Locate the lines of the listing below that hold "this", then copy each of them.

- **Excerpts from a figure dataset**

★ ★ ★

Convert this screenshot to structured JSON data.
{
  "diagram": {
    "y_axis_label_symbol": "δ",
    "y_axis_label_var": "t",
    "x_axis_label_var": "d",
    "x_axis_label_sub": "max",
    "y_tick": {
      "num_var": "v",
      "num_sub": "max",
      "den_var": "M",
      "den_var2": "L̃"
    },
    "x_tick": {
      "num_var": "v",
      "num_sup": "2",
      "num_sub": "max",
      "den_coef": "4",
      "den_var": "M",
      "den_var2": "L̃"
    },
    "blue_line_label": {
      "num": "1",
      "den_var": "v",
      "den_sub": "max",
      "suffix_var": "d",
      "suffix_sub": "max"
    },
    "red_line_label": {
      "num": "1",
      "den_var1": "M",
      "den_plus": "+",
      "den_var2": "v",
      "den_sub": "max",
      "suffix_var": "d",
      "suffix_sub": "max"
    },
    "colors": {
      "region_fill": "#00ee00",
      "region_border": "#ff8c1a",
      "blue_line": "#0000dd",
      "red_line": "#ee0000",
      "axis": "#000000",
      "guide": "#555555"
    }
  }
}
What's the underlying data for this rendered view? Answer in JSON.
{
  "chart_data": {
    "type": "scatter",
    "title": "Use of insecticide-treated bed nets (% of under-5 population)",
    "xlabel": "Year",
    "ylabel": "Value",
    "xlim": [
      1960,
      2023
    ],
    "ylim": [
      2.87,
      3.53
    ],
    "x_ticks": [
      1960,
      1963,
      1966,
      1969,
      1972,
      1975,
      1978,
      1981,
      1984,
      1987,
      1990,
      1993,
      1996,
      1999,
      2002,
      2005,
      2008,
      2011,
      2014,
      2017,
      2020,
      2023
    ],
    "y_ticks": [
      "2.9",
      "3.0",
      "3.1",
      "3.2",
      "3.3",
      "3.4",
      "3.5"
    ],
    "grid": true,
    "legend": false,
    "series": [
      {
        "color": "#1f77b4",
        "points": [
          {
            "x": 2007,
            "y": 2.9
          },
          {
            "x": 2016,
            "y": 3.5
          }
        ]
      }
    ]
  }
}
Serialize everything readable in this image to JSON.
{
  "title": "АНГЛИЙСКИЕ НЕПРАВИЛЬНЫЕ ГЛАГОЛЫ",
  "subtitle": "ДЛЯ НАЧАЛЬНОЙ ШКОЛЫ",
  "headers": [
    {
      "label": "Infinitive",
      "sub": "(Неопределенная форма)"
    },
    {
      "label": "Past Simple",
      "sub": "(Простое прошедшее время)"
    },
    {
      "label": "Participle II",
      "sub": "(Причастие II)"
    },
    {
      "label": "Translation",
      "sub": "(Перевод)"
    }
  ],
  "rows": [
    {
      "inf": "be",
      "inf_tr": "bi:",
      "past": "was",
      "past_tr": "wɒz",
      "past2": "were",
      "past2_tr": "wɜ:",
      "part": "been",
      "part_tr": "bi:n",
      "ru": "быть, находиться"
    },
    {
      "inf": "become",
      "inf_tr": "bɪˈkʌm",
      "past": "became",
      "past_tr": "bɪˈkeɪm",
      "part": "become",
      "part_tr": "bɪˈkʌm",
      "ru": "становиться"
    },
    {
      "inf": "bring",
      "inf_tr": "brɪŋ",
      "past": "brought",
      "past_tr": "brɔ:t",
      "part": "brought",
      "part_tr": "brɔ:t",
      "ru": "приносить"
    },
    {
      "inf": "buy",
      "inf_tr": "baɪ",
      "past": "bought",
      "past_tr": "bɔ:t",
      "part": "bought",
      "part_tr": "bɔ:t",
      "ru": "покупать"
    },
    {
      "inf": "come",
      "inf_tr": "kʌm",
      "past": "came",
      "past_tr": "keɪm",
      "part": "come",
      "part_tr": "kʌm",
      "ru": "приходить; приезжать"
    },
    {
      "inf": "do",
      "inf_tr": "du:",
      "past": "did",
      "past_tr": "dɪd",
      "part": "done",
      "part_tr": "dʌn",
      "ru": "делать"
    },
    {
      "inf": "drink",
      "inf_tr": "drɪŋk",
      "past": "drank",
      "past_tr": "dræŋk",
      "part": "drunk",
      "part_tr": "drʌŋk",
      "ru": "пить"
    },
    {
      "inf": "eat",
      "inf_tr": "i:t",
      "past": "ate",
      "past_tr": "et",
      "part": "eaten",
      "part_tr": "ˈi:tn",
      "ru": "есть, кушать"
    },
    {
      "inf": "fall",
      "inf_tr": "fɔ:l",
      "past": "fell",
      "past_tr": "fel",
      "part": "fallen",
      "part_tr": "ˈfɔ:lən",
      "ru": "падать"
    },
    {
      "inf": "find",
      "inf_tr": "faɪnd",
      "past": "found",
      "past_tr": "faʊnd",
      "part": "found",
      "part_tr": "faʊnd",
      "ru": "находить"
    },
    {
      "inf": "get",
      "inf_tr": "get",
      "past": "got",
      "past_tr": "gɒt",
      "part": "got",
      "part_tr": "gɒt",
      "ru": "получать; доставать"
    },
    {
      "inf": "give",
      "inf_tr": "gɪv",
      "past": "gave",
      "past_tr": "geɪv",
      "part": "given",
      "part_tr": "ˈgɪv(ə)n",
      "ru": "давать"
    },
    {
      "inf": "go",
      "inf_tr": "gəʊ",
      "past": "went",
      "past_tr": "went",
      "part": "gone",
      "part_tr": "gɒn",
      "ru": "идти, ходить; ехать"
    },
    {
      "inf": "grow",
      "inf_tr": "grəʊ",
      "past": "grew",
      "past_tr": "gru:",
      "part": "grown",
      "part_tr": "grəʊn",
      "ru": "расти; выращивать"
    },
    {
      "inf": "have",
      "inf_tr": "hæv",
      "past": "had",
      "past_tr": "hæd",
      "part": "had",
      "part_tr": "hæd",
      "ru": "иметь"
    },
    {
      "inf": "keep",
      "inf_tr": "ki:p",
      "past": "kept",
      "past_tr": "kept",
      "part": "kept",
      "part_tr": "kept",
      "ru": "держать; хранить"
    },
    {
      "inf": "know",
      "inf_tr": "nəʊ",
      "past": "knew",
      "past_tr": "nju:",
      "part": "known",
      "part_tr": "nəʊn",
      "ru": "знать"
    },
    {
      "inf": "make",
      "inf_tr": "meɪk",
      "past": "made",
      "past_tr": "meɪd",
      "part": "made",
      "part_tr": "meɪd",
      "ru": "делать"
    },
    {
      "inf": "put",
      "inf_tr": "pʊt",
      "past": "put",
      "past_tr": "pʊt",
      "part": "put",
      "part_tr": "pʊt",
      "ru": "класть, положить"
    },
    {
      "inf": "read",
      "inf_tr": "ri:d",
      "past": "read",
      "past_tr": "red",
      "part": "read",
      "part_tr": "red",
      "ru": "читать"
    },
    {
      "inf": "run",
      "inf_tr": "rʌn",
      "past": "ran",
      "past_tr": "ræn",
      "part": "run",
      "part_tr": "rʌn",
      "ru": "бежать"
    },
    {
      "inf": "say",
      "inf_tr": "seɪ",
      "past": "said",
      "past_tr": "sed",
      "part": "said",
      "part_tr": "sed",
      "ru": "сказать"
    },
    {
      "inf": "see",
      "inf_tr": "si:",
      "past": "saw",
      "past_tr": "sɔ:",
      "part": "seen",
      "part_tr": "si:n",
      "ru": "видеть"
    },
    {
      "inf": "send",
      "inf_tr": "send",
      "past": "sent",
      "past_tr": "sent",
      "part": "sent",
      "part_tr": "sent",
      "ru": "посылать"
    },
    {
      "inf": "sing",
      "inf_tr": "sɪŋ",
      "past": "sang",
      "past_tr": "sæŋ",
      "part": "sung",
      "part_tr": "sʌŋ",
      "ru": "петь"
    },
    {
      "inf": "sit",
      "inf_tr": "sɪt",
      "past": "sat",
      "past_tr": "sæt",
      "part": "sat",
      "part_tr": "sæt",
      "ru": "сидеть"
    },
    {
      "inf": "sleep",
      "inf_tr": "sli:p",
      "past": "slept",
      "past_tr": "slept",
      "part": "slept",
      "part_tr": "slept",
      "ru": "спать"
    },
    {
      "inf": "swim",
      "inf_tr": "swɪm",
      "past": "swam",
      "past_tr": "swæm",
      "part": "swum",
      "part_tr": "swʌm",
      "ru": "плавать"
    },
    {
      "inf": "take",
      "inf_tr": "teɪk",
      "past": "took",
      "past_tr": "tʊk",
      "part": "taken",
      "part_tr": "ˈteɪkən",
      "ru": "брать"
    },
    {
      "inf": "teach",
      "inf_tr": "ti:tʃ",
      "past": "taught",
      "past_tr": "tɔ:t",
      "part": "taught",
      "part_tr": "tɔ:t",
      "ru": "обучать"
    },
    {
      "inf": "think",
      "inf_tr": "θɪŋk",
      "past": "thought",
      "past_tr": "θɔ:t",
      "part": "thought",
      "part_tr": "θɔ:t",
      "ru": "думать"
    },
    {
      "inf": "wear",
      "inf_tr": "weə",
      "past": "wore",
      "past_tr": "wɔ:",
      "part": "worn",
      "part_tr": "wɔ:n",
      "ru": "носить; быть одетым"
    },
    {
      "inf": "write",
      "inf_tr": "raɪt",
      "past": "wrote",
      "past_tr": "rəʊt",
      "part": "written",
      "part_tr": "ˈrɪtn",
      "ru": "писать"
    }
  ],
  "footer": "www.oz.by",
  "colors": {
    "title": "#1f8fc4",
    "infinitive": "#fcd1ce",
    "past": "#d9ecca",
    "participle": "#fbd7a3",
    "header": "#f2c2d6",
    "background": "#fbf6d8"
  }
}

★ ★ ★

- **Worked solution**
Convert this screenshot to structured JSON data.
What's the underlying data for this rendered view? Answer in JSON.
Serialize everything readable in this image to JSON.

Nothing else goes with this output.